# What you should do
Using the material that follows, identify and copy each line with the string "информационных".

# Collected data
===

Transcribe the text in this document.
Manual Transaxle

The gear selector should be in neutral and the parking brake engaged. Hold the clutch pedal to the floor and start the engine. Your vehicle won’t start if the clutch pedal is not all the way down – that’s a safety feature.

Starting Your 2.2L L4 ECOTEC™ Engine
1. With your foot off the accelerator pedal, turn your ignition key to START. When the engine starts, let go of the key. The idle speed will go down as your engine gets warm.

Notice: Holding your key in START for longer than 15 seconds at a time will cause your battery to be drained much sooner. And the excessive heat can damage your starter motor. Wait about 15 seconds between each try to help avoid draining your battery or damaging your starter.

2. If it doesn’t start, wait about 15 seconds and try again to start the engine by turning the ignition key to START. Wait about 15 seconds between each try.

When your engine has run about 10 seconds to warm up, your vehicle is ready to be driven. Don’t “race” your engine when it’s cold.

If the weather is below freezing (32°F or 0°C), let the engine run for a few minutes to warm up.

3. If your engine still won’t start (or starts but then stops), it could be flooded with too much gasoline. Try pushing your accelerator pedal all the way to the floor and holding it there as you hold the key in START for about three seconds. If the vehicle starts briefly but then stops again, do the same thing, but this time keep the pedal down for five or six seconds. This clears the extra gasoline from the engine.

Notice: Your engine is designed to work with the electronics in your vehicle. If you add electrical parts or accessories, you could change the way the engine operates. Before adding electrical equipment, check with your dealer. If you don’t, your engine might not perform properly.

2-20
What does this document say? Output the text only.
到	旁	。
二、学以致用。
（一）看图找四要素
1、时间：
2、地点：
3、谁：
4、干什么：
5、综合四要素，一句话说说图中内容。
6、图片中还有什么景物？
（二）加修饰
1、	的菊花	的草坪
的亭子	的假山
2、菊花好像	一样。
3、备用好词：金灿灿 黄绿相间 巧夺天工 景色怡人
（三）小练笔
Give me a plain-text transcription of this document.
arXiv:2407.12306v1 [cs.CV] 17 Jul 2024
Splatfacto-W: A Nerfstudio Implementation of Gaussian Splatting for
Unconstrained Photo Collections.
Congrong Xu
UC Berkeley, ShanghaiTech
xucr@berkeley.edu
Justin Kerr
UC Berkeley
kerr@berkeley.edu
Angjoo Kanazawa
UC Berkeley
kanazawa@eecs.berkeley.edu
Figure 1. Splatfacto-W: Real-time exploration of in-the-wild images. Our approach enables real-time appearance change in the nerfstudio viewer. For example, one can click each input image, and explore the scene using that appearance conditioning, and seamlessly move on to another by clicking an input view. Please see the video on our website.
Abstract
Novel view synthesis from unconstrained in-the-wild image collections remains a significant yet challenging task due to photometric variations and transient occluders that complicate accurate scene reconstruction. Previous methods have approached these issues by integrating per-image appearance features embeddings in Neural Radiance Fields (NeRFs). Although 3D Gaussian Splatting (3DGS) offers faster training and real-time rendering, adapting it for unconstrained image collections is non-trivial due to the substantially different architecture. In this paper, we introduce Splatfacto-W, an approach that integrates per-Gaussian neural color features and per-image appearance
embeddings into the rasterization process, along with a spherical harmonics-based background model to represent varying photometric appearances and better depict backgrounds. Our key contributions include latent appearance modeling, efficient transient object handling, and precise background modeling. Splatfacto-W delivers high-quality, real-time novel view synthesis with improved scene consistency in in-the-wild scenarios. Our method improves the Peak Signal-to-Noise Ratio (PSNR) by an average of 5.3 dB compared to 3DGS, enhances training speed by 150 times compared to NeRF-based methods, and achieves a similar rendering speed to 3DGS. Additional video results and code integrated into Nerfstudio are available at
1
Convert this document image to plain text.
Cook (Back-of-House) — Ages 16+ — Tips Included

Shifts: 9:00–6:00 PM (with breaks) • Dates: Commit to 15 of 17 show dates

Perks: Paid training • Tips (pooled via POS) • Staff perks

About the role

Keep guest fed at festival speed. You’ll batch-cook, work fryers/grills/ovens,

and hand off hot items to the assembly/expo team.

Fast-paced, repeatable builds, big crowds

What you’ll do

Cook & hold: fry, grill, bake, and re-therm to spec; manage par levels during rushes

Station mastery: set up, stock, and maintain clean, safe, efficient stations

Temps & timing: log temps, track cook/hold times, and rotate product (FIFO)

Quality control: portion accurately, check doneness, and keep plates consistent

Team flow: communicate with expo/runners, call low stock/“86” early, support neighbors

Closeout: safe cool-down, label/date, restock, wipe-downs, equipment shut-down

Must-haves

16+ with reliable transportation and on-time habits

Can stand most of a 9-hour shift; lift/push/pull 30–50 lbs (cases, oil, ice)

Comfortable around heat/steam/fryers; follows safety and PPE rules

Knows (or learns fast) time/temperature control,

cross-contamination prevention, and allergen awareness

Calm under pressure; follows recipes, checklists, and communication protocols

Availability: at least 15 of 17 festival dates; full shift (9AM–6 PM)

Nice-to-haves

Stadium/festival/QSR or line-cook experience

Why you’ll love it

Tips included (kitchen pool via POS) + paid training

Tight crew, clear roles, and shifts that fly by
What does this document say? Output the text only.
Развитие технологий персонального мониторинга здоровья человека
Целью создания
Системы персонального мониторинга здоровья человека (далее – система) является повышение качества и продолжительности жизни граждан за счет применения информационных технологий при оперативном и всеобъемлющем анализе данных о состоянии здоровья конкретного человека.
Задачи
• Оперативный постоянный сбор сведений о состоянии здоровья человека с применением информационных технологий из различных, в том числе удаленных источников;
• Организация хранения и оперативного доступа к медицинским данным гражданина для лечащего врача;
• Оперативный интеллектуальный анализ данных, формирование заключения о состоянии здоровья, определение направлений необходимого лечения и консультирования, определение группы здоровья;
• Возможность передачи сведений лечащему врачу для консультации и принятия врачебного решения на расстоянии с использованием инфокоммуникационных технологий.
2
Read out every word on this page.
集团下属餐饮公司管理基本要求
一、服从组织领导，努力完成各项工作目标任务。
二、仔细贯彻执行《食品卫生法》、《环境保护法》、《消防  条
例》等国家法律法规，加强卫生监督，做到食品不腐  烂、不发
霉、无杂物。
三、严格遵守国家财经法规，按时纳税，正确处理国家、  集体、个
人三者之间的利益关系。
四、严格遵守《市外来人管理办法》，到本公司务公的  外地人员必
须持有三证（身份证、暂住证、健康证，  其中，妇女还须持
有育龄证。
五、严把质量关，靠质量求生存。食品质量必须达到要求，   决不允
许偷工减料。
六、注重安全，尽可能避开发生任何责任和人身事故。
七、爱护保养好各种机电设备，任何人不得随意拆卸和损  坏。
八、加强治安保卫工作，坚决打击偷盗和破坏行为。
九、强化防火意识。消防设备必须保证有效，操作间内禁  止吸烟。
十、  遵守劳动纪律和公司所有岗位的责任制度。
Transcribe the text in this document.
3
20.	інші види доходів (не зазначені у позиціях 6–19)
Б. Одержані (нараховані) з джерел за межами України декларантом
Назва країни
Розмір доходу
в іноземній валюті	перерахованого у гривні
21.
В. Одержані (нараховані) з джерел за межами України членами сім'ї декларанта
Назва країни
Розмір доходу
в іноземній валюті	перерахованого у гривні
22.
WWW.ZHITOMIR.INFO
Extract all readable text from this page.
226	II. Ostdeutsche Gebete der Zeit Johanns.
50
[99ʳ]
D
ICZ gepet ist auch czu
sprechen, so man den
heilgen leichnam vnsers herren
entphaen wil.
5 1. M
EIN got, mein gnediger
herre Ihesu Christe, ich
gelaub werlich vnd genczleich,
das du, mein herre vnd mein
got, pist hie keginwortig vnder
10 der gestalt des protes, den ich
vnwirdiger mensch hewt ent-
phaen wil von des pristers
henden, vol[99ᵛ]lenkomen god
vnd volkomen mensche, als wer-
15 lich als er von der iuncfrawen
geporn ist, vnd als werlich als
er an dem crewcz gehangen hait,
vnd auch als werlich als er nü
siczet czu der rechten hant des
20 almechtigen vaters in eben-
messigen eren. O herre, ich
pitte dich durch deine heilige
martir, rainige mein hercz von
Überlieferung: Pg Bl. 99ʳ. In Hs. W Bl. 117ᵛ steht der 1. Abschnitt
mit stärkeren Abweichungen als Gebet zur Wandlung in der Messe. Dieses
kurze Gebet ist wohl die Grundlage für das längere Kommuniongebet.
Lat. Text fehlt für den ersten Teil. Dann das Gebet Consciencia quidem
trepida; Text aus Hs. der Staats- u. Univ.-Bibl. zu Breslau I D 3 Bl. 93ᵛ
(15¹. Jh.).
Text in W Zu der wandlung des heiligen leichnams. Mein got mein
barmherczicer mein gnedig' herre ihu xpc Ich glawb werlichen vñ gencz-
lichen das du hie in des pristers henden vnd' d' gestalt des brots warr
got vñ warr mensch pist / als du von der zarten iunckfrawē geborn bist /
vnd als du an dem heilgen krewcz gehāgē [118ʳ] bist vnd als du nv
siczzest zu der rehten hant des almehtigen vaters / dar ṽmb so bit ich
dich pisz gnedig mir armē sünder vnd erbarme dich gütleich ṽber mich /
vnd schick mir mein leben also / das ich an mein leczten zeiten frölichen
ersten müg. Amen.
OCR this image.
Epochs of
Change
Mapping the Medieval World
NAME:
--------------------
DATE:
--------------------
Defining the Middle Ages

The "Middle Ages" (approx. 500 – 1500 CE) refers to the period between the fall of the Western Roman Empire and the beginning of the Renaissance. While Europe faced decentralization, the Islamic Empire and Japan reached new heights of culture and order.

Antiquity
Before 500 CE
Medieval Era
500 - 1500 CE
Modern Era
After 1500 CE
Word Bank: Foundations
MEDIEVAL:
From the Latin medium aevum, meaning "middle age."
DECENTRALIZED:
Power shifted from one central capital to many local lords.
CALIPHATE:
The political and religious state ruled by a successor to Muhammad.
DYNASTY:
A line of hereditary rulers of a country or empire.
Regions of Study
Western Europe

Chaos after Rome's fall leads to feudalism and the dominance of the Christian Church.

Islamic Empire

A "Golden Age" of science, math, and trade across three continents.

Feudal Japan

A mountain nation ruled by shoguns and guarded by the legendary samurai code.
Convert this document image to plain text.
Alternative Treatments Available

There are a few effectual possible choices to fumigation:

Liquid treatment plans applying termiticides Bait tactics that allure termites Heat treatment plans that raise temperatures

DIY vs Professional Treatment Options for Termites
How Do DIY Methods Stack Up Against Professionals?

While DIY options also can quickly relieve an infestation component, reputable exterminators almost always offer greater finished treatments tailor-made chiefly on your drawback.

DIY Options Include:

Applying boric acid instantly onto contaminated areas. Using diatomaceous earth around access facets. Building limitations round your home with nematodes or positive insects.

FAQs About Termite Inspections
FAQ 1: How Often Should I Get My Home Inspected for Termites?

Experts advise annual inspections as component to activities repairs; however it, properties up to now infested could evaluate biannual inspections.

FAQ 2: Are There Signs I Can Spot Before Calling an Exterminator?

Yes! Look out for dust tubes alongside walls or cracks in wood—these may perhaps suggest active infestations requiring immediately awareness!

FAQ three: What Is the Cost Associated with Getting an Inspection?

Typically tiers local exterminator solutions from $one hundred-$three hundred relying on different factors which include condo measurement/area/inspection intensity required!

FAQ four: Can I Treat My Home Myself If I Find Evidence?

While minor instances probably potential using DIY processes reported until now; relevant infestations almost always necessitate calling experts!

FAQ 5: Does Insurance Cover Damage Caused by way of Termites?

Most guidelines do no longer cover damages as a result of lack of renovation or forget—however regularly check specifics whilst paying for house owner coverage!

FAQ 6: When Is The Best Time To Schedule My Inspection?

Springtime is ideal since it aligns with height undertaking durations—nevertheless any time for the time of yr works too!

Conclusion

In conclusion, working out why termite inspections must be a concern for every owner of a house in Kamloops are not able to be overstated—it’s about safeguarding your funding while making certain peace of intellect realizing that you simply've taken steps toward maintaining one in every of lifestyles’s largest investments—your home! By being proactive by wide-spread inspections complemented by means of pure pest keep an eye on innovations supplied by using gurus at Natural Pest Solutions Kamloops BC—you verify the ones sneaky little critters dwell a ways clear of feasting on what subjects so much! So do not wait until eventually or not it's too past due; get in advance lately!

===

# Written reply
Системы персонального мониторинга здоровья человека (далее – система) является повышение качества и продолжительности жизни граждан за счет применения информационных технологий при оперативном и всеобъемлющем анализе данных о состоянии здоровья конкретного человека.
• Оперативный постоянный сбор сведений о состоянии здоровья человека с применением информационных технологий из различных, в том числе удаленных источников;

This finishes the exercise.